Records from a data collection
################
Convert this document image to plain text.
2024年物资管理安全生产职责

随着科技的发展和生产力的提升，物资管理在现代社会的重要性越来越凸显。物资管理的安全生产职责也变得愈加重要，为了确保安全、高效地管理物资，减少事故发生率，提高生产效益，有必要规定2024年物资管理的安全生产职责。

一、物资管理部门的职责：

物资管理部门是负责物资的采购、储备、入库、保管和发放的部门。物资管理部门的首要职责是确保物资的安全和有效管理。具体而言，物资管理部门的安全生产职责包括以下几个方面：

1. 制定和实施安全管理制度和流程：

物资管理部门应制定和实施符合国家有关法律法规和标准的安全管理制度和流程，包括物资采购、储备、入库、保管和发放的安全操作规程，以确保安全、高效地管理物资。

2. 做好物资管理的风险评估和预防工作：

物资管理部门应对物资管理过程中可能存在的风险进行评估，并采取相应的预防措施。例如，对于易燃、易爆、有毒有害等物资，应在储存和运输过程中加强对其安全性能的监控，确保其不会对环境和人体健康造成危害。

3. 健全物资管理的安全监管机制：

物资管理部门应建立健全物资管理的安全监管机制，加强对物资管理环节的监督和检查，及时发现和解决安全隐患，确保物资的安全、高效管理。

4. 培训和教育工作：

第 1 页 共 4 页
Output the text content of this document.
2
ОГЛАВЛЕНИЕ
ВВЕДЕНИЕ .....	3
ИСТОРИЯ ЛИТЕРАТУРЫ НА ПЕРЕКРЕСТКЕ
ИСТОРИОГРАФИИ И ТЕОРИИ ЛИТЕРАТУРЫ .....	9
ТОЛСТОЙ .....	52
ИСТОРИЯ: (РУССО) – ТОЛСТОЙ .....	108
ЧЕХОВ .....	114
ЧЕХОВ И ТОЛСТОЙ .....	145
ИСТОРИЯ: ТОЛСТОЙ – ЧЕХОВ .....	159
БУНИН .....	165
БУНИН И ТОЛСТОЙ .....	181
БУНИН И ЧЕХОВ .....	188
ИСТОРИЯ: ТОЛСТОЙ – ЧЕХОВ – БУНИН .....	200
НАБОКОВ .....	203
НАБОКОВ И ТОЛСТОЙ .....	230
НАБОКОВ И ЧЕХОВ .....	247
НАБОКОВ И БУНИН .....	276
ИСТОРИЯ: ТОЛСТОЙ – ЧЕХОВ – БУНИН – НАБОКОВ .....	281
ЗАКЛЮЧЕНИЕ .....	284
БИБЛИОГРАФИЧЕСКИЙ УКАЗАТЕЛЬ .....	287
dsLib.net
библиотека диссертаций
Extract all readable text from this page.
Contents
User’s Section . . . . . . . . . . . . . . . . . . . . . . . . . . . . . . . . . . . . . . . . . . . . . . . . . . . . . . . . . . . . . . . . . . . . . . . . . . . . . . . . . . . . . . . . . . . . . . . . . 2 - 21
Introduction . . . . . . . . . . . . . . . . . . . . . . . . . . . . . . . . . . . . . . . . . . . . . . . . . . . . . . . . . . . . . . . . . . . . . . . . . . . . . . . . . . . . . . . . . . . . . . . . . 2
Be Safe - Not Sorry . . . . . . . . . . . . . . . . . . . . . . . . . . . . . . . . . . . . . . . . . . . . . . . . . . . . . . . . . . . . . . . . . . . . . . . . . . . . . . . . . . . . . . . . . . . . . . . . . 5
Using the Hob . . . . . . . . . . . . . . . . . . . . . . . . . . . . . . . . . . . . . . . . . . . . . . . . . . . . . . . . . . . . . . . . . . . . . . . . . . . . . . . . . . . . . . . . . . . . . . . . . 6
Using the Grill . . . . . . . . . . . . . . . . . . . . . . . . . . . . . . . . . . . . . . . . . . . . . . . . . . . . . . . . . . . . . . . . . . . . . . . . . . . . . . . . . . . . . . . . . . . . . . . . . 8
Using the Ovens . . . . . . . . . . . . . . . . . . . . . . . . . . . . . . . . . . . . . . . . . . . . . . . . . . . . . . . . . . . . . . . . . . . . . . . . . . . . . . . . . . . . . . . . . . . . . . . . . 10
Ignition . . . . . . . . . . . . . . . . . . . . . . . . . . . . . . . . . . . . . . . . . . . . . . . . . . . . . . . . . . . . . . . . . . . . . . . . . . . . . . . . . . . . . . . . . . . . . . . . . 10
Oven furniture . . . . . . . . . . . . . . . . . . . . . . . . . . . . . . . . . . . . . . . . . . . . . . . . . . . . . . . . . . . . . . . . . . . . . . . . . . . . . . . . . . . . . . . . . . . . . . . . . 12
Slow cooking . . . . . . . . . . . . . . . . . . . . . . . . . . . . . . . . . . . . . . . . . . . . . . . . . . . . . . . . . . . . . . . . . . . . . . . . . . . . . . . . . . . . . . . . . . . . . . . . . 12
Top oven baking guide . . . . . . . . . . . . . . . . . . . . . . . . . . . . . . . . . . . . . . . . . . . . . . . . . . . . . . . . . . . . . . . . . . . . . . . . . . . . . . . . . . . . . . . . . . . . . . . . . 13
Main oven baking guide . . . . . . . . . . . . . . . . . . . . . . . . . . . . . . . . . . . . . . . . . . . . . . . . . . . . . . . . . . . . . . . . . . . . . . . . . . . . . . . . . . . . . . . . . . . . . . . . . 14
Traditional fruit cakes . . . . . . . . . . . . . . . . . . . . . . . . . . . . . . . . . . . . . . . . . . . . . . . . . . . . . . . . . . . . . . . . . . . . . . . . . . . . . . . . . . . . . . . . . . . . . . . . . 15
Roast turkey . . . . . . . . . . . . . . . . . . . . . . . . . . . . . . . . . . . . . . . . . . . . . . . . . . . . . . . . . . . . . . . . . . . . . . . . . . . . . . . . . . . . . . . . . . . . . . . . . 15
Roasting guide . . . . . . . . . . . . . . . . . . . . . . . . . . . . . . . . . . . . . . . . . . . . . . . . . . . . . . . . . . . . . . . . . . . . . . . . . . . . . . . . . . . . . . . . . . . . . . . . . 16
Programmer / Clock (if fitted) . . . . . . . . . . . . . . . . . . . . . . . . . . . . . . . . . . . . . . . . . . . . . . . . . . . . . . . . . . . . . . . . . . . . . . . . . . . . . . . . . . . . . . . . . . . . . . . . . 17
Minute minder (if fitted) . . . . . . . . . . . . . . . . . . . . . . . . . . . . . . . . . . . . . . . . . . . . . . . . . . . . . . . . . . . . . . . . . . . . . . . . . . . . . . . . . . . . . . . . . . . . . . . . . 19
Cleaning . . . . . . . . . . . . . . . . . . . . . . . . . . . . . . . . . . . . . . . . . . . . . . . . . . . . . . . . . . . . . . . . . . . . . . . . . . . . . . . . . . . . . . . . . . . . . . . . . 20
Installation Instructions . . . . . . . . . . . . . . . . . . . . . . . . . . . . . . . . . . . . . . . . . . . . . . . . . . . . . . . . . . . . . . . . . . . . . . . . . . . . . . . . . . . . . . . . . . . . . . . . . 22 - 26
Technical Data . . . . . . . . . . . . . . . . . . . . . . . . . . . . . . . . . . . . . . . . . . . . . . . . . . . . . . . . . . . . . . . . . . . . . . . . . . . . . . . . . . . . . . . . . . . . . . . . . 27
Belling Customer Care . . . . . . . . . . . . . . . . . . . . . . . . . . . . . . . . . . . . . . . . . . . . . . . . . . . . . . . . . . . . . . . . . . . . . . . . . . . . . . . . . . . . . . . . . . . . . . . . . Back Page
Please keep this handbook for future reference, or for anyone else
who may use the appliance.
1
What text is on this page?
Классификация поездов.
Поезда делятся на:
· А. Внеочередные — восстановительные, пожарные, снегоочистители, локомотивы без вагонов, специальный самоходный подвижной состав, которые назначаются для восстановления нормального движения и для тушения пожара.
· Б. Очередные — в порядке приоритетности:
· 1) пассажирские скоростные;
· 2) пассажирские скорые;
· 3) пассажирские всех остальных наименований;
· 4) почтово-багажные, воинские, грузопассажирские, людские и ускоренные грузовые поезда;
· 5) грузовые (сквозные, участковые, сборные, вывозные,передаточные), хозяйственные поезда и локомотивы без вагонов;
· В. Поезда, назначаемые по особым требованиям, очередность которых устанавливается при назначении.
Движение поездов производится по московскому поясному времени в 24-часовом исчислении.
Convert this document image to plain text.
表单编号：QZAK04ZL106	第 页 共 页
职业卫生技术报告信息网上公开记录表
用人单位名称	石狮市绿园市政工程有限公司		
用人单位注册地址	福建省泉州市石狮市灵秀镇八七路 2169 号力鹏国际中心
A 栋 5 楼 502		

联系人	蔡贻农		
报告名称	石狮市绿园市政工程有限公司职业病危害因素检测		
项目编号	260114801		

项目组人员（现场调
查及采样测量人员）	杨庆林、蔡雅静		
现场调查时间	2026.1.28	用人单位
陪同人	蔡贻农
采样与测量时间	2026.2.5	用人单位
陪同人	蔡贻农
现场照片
################
In the entries above, locate every line with the word "this" and copy it.

ANSWER BELOW
Convert this document image to plain text.
Output the text content of this document.
Extract all readable text from this page.
Please keep this handbook for future reference, or for anyone else
What text is on this page?
Convert this document image to plain text.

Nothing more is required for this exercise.